*WHAT THE TASK REQUIRES*.
Transcribe all of the material exactly. Any picture in it should be left out.

*RECORD LIST*.
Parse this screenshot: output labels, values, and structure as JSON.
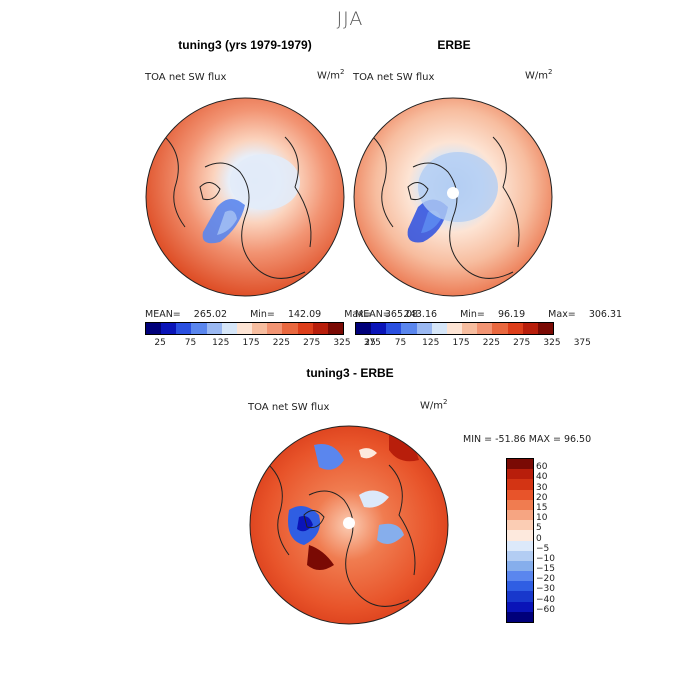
{
  "title": "JJA",
  "panels": [
    {
      "title": "tuning3 (yrs 1979-1979)",
      "variable": "TOA net SW flux",
      "units": "W/m",
      "mean_label": "MEAN=",
      "mean": "265.02",
      "min_label": "Min=",
      "min": "142.09",
      "max_label": "Max=",
      "max": "365.08"
    },
    {
      "title": "ERBE",
      "variable": "TOA net SW flux",
      "units": "W/m",
      "mean_label": "MEAN=",
      "mean": "243.16",
      "min_label": "Min=",
      "min": "96.19",
      "max_label": "Max=",
      "max": "306.31"
    },
    {
      "title": "tuning3 - ERBE",
      "variable": "TOA net SW flux",
      "units": "W/m",
      "minmax_text": "MIN = -51.86 MAX = 96.50"
    }
  ],
  "units_superscript": "2",
  "colorbar_abs": {
    "colors": [
      "#00007a",
      "#0a14b8",
      "#2a4fe0",
      "#5a86ee",
      "#9ab8f2",
      "#d6e6f8",
      "#fde4d4",
      "#f7bd9f",
      "#f29473",
      "#e9683f",
      "#dd3e1a",
      "#b81e0b",
      "#7a0a04"
    ],
    "ticks": [
      "25",
      "75",
      "125",
      "175",
      "225",
      "275",
      "325",
      "375"
    ]
  },
  "colorbar_diff": {
    "colors": [
      "#7a0a04",
      "#b81e0b",
      "#d33414",
      "#e8542a",
      "#f07c50",
      "#f6a582",
      "#fbcdb4",
      "#fde9dd",
      "#dce9fa",
      "#b3cdf3",
      "#86aeec",
      "#5a86ee",
      "#2f5ee3",
      "#1838cc",
      "#0a14b8",
      "#00007a"
    ],
    "ticks": [
      "60",
      "40",
      "30",
      "20",
      "15",
      "10",
      "5",
      "0",
      "−5",
      "−10",
      "−15",
      "−20",
      "−30",
      "−40",
      "−60"
    ]
  }
}
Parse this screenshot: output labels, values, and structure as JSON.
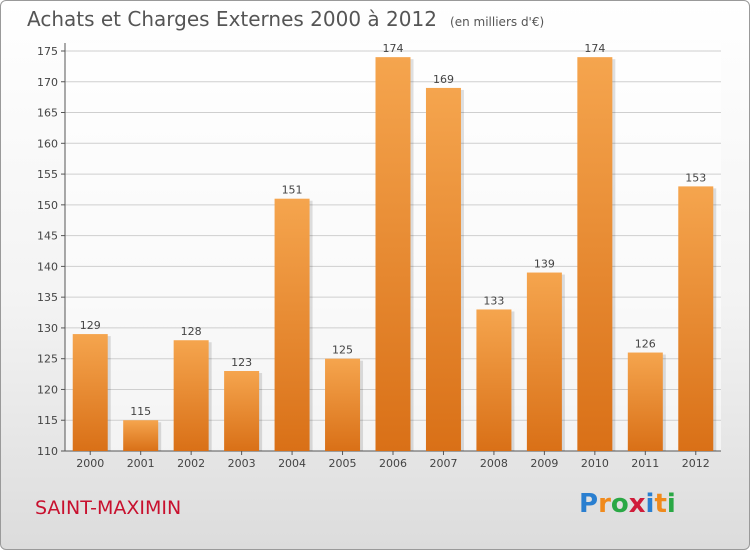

*SOLUTION FOR THIS TASK*.
Parse this screenshot: output labels, values, and structure as JSON.
{
  "title": "JJA",
  "panels": [
    {
      "title": "tuning3 (yrs 1979-1979)",
      "variable": "TOA net SW flux",
      "units": "W/m",
      "mean_label": "MEAN=",
      "mean": "265.02",
      "min_label": "Min=",
      "min": "142.09",
      "max_label": "Max=",
      "max": "365.08"
    },
    {
      "title": "ERBE",
      "variable": "TOA net SW flux",
      "units": "W/m",
      "mean_label": "MEAN=",
      "mean": "243.16",
      "min_label": "Min=",
      "min": "96.19",
      "max_label": "Max=",
      "max": "306.31"
    },
    {
      "title": "tuning3 - ERBE",
      "variable": "TOA net SW flux",
      "units": "W/m",
      "minmax_text": "MIN = -51.86 MAX = 96.50"
    }
  ],
  "units_superscript": "2",
  "colorbar_abs": {
    "colors": [
      "#00007a",
      "#0a14b8",
      "#2a4fe0",
      "#5a86ee",
      "#9ab8f2",
      "#d6e6f8",
      "#fde4d4",
      "#f7bd9f",
      "#f29473",
      "#e9683f",
      "#dd3e1a",
      "#b81e0b",
      "#7a0a04"
    ],
    "ticks": [
      "25",
      "75",
      "125",
      "175",
      "225",
      "275",
      "325",
      "375"
    ]
  },
  "colorbar_diff": {
    "colors": [
      "#7a0a04",
      "#b81e0b",
      "#d33414",
      "#e8542a",
      "#f07c50",
      "#f6a582",
      "#fbcdb4",
      "#fde9dd",
      "#dce9fa",
      "#b3cdf3",
      "#86aeec",
      "#5a86ee",
      "#2f5ee3",
      "#1838cc",
      "#0a14b8",
      "#00007a"
    ],
    "ticks": [
      "60",
      "40",
      "30",
      "20",
      "15",
      "10",
      "5",
      "0",
      "−5",
      "−10",
      "−15",
      "−20",
      "−30",
      "−40",
      "−60"
    ]
  }
}
Parse this screenshot: output labels, values, and structure as JSON.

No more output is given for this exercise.